▶ To be done: Can you copy out, character for character, the rows below from the one containing "19, 87, 182]" through the one containing "178, 87, 182]", with both of those rows included?

* START Task data *

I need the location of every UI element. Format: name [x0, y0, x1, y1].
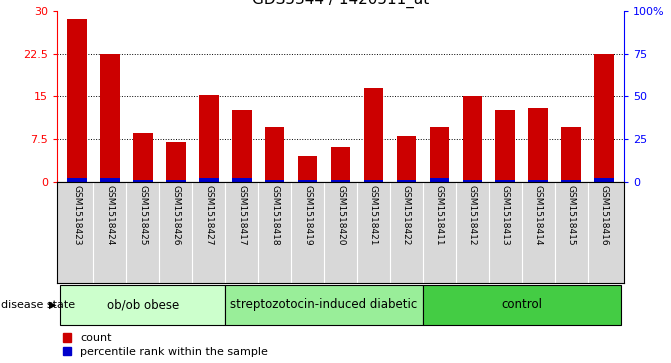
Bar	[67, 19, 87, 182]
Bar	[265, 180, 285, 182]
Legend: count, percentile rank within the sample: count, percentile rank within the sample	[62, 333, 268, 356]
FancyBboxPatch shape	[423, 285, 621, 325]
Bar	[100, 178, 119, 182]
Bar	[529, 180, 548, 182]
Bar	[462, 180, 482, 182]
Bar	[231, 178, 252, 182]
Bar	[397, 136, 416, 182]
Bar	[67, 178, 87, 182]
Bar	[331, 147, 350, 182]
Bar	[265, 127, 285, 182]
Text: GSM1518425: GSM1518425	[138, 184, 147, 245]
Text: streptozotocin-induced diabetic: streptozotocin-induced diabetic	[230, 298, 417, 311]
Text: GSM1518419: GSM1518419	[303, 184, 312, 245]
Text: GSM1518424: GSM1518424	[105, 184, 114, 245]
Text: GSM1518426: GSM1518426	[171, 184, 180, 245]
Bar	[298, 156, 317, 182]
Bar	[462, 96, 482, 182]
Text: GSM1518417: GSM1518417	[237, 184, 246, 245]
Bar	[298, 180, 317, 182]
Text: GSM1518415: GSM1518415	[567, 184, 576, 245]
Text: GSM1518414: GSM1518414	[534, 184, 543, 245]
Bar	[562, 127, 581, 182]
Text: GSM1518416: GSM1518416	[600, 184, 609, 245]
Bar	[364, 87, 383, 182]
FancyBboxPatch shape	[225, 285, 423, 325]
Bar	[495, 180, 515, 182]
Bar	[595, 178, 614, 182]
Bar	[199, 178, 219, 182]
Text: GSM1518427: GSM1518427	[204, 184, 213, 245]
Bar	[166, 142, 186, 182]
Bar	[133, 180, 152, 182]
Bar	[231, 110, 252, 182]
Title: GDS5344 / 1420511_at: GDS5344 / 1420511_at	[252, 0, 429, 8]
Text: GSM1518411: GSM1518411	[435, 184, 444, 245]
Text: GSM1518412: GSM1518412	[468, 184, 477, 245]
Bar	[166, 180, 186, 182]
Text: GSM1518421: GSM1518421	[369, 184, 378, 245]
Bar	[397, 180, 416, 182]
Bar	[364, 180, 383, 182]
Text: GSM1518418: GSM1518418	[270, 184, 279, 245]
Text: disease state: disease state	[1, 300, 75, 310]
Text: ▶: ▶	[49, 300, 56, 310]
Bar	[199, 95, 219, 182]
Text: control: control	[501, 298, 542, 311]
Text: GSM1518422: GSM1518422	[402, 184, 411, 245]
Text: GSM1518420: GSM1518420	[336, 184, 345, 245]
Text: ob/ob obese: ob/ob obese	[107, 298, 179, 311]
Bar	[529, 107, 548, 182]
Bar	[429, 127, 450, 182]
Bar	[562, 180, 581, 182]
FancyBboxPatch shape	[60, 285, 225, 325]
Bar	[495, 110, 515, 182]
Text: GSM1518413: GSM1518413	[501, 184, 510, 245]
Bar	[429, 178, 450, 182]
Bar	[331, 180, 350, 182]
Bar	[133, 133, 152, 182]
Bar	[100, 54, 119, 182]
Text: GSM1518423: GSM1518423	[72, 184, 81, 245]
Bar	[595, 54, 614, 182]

* END Task data *
* START Task data *

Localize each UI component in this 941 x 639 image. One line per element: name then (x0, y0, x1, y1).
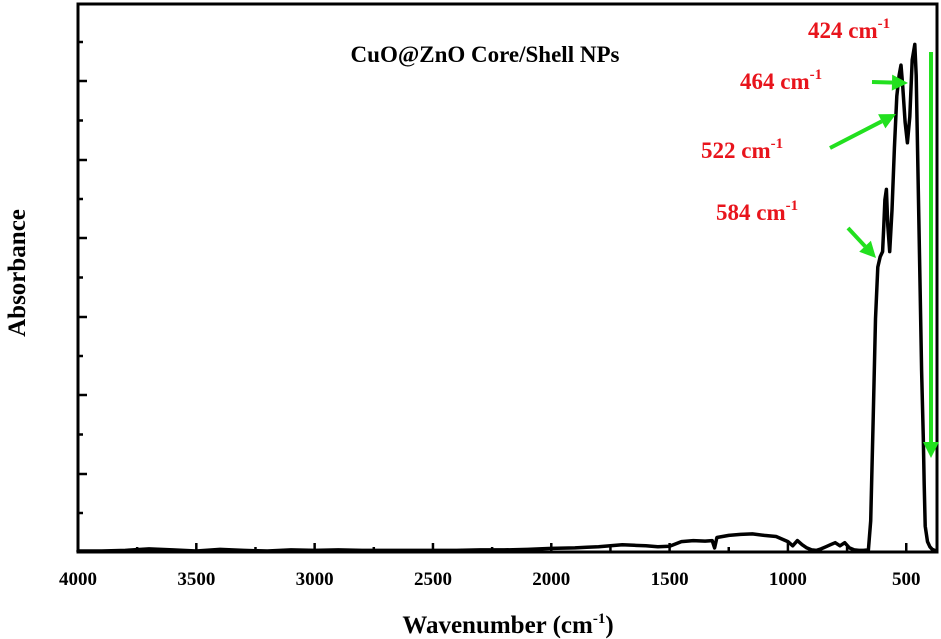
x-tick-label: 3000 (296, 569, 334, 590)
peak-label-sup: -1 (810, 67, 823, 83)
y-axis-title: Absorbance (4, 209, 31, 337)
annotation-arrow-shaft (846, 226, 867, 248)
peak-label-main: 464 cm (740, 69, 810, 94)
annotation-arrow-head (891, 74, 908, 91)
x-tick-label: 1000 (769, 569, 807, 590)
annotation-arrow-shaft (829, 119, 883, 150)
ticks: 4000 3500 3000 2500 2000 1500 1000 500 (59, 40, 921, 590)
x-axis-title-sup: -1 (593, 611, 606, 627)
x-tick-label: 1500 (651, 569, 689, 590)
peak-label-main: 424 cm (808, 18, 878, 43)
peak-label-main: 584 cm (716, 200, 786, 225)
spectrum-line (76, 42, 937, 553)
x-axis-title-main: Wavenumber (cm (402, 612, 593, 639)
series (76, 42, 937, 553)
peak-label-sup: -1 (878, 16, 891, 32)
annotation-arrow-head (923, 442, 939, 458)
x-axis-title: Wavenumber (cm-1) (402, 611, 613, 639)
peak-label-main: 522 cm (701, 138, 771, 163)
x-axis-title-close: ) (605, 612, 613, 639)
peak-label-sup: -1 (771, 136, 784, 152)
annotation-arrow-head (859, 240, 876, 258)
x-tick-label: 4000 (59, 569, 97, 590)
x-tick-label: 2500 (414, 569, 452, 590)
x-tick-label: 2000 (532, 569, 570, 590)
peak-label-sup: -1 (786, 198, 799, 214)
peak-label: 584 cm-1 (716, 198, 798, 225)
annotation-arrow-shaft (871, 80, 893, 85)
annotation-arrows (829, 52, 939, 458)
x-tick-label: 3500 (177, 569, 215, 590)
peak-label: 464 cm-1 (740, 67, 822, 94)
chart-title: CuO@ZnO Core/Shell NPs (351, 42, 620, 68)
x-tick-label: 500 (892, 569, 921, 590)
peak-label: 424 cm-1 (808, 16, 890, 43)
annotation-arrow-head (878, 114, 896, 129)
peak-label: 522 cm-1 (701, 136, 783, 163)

* END Task data *

▶ Full response:
Bar	[67, 19, 87, 182]
Bar	[265, 180, 285, 182]
Legend: count, percentile rank within the sample: count, percentile rank within the sample	[62, 333, 268, 356]
FancyBboxPatch shape	[423, 285, 621, 325]
Bar	[100, 178, 119, 182]
Bar	[529, 180, 548, 182]
Bar	[462, 180, 482, 182]
Bar	[231, 178, 252, 182]
Bar	[397, 136, 416, 182]
Bar	[67, 178, 87, 182]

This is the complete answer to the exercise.